Pick out every line of the entries below where "this" occurs, and copy those lines.

### DATA LINES
'''

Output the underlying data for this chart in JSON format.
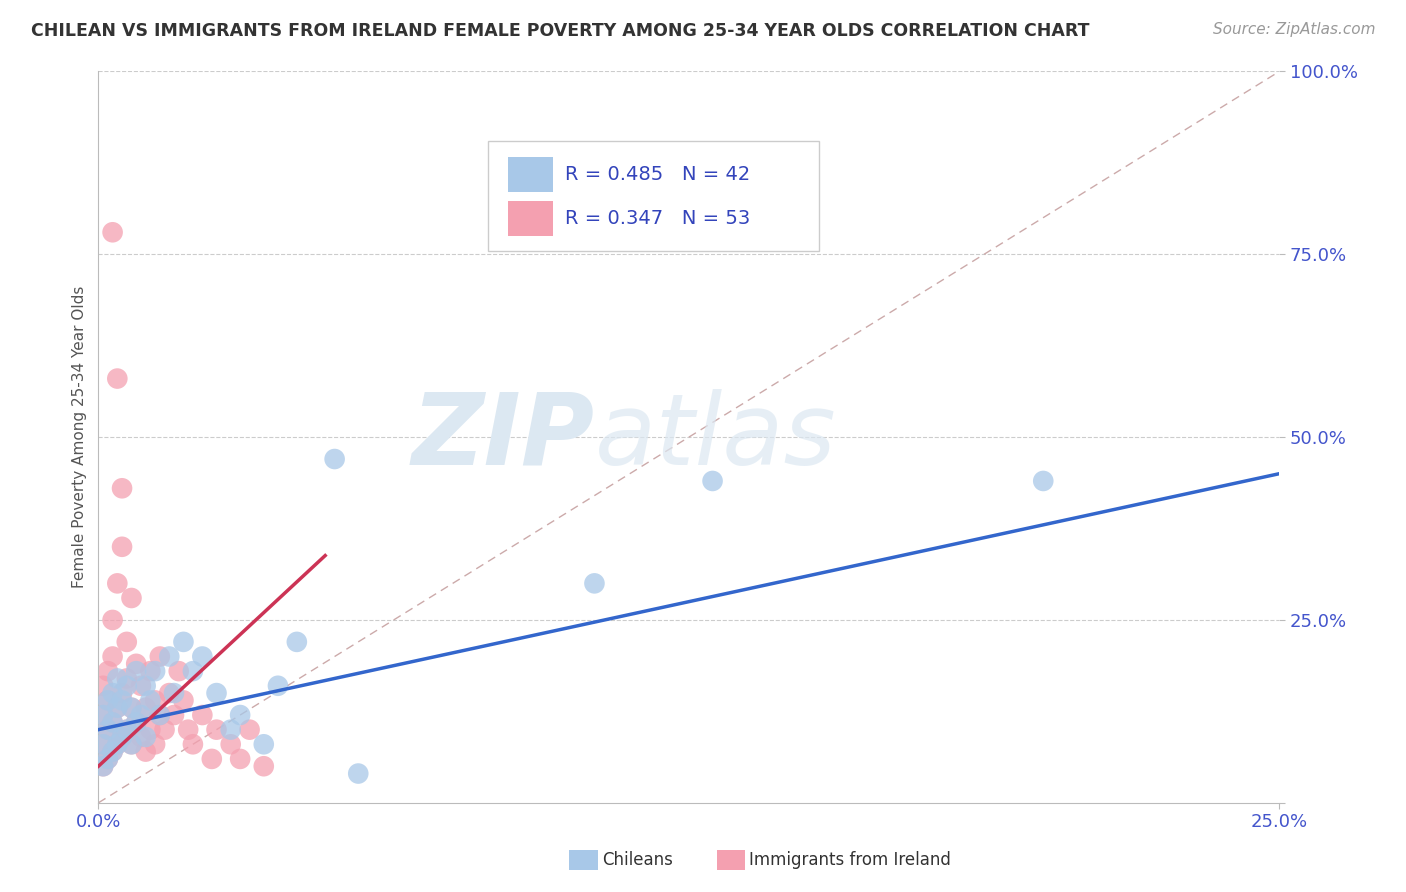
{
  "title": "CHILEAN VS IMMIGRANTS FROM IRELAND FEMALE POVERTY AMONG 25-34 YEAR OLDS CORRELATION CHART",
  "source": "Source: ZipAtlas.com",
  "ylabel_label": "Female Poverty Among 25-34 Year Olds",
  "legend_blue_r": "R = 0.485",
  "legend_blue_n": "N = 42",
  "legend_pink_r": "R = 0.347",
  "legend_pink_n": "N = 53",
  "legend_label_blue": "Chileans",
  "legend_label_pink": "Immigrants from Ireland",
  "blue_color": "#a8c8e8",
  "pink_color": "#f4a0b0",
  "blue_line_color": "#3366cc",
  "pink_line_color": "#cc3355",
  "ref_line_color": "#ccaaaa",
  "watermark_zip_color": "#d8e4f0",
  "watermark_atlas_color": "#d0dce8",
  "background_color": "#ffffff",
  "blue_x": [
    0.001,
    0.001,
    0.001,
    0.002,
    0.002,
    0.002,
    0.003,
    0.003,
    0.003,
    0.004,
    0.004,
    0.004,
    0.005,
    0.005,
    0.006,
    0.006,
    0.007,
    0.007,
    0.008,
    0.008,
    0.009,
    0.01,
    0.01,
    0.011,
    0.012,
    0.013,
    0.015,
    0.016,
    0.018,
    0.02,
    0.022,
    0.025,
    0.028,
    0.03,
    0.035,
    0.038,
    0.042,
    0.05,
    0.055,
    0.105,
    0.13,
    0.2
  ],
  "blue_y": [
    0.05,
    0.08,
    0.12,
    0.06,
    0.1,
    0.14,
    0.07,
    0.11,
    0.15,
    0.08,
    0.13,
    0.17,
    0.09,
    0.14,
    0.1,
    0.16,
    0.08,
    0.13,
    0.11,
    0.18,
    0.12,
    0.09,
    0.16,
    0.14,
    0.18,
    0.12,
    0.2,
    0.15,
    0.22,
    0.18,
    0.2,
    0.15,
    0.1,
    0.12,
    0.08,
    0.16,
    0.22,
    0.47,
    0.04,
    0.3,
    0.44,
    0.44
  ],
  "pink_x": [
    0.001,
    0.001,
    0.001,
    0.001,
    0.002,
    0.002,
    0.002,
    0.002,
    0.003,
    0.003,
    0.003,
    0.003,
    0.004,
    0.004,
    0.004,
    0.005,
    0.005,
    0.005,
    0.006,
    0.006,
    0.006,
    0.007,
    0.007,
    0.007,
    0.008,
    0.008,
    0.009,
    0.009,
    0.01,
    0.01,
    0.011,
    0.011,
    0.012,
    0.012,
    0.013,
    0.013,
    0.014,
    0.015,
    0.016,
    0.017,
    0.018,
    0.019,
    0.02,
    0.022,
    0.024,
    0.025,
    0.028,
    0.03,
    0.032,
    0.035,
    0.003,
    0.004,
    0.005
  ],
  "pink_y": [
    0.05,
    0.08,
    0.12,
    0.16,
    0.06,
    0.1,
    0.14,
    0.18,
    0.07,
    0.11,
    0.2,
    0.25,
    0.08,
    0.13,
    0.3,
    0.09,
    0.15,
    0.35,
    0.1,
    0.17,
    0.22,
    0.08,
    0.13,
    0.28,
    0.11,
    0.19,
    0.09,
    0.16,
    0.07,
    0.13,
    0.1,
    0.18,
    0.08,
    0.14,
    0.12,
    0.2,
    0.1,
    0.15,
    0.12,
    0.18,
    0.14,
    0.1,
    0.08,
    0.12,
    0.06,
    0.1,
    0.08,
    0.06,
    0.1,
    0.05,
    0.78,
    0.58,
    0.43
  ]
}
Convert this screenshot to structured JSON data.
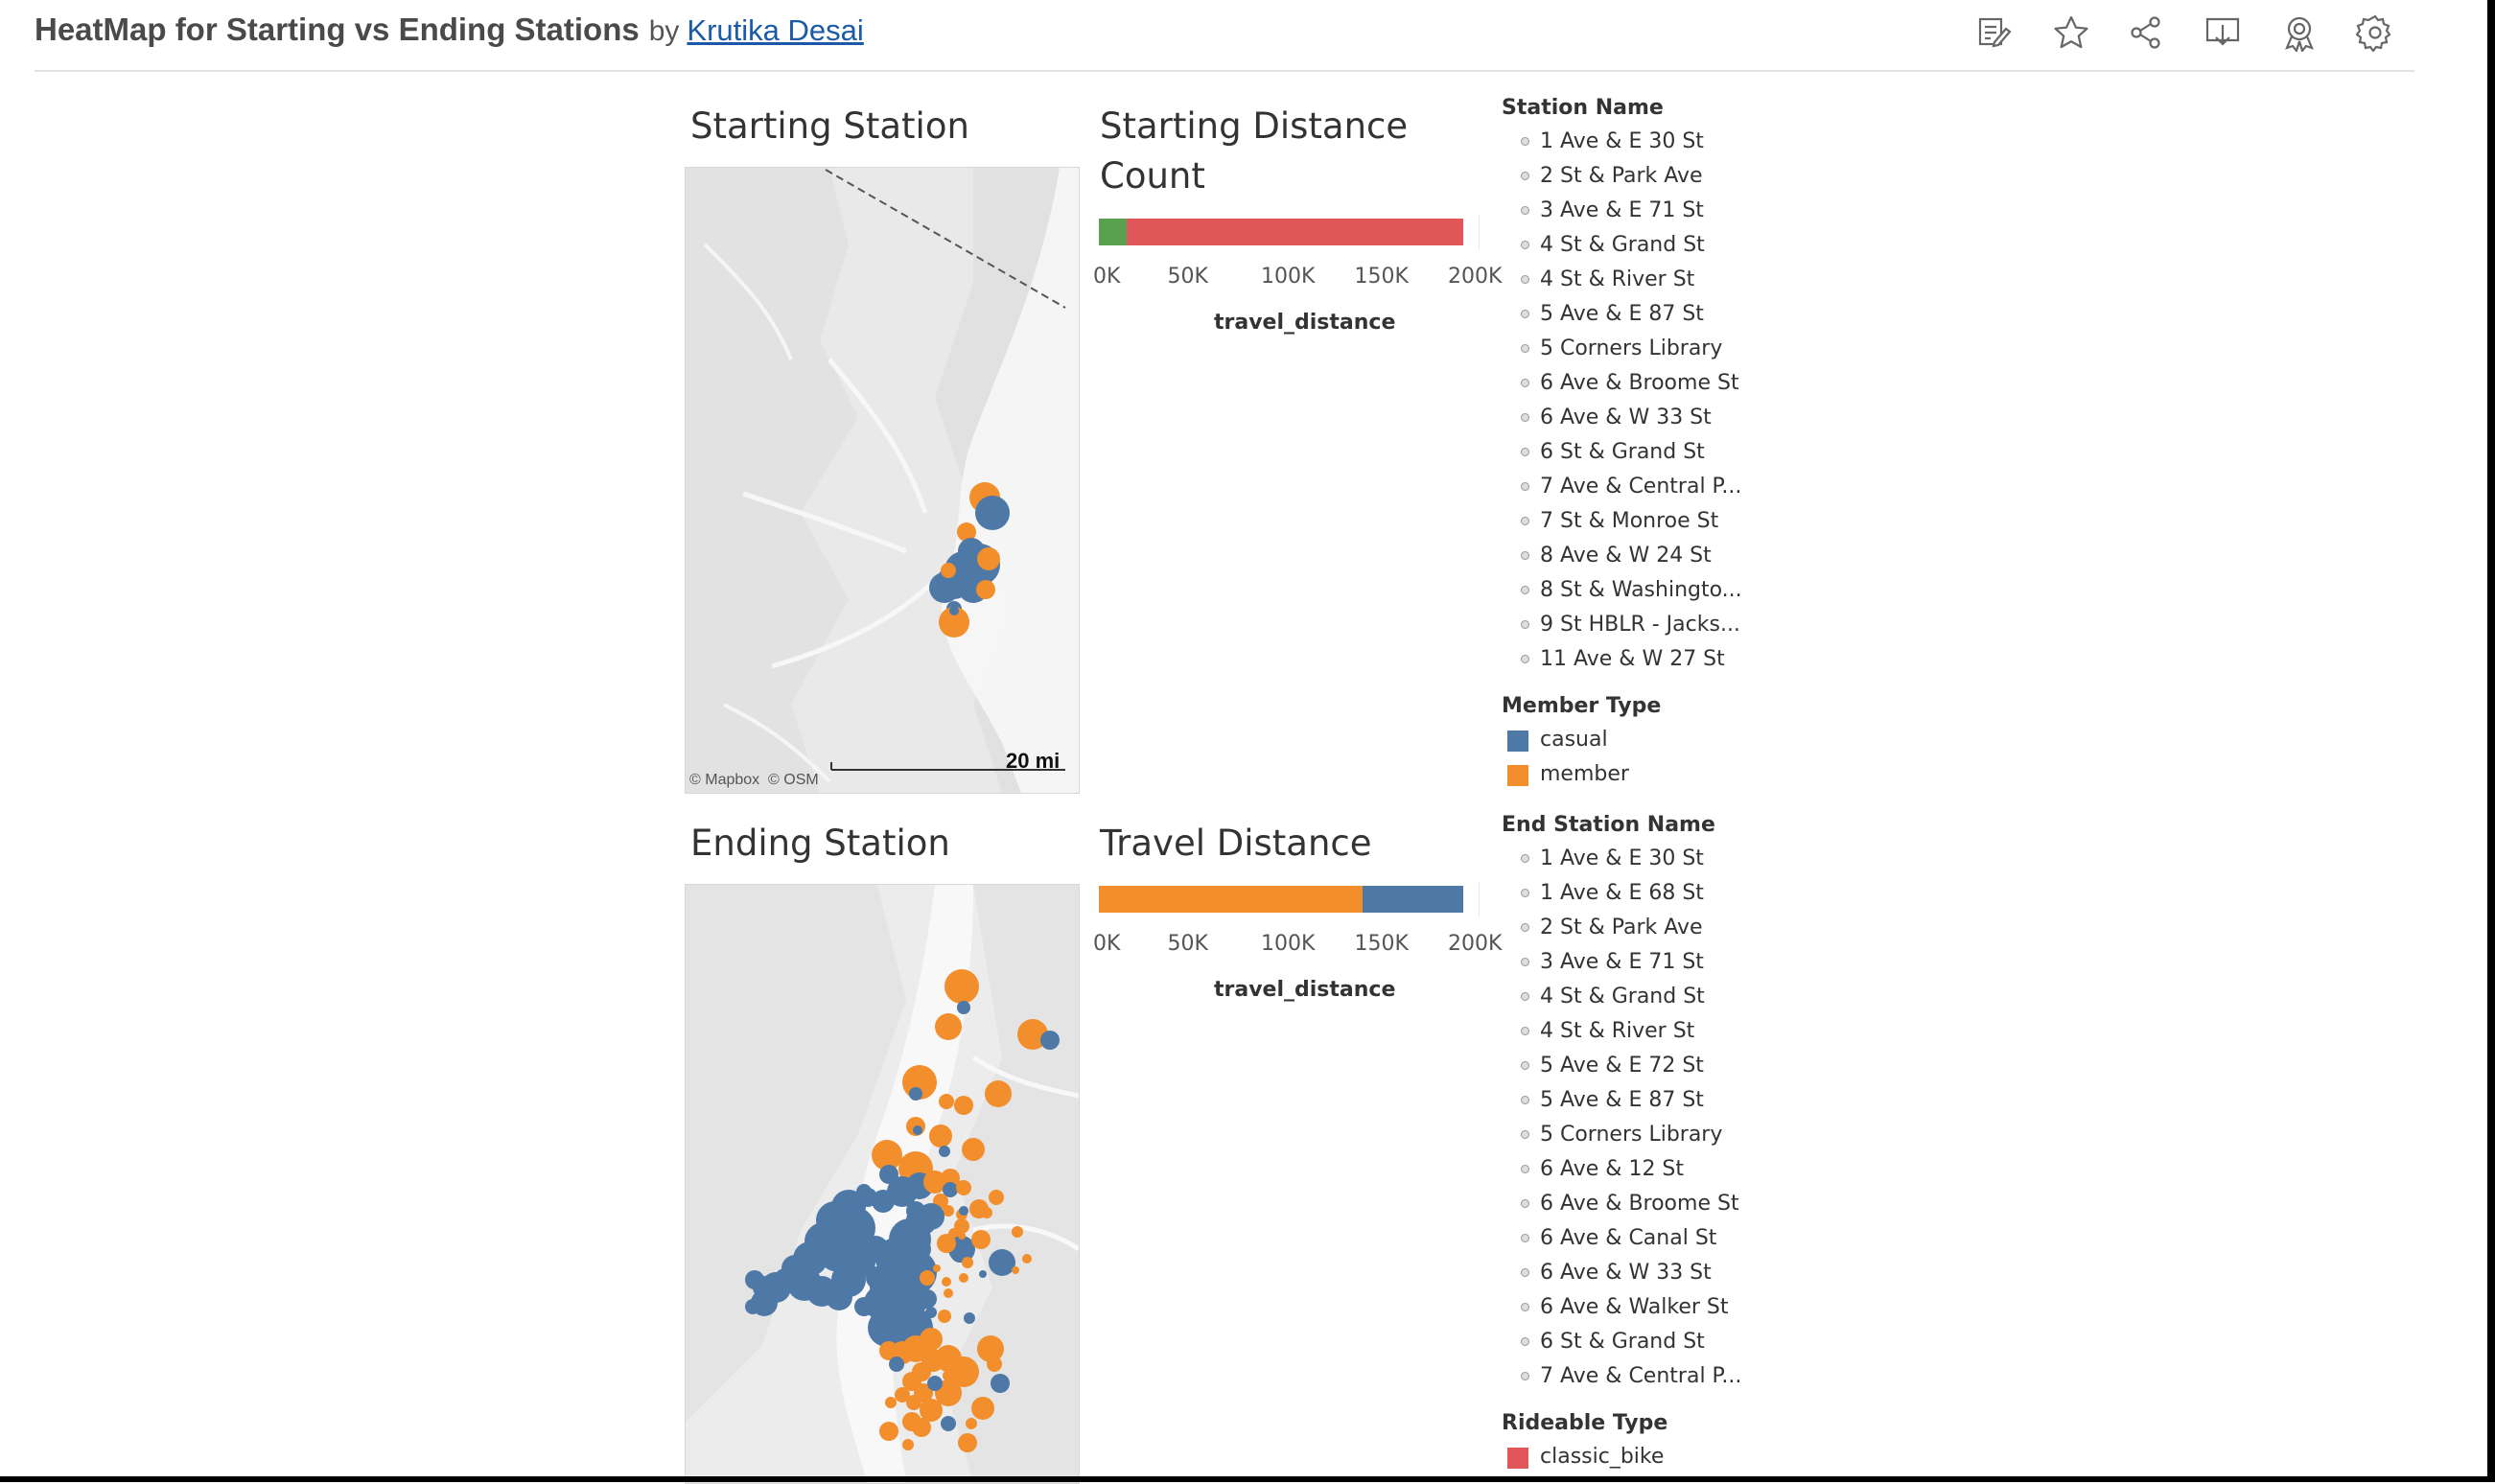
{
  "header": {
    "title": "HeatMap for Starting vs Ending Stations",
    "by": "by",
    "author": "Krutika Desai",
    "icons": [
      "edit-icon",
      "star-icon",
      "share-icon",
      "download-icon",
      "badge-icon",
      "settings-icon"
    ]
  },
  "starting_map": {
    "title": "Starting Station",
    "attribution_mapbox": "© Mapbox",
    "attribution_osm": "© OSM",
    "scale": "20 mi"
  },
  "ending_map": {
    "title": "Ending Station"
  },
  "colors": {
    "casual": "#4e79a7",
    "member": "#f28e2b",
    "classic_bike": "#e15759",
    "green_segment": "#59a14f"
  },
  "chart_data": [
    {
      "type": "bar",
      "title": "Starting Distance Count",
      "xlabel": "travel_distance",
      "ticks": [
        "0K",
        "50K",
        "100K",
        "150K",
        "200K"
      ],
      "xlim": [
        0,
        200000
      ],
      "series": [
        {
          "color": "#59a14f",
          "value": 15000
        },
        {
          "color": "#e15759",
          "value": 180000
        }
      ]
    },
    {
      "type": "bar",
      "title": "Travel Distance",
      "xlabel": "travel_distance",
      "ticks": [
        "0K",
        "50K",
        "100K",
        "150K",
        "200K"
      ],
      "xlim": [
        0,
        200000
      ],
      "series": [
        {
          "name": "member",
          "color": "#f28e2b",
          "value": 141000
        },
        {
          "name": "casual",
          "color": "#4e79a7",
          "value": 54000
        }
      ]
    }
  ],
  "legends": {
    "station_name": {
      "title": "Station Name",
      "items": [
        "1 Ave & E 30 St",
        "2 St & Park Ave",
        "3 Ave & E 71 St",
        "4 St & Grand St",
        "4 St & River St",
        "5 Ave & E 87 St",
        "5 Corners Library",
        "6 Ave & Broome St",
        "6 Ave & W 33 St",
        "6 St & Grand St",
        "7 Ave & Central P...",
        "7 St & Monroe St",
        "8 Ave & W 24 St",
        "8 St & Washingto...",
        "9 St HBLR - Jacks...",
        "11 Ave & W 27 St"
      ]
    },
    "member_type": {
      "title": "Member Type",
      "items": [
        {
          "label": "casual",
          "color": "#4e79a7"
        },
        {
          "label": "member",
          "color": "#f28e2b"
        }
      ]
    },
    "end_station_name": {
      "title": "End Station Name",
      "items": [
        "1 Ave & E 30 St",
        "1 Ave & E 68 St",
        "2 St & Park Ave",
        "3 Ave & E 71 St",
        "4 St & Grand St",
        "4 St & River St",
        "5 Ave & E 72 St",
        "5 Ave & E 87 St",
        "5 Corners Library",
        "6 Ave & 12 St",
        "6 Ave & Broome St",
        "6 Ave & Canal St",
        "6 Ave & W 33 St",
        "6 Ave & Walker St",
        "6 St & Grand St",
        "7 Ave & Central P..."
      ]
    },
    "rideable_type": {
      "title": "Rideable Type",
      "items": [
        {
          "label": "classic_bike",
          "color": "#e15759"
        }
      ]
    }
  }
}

'''

### REPLY
Output the underlying data for this chart in JSON format.
Convert this screenshot to structured JSON data.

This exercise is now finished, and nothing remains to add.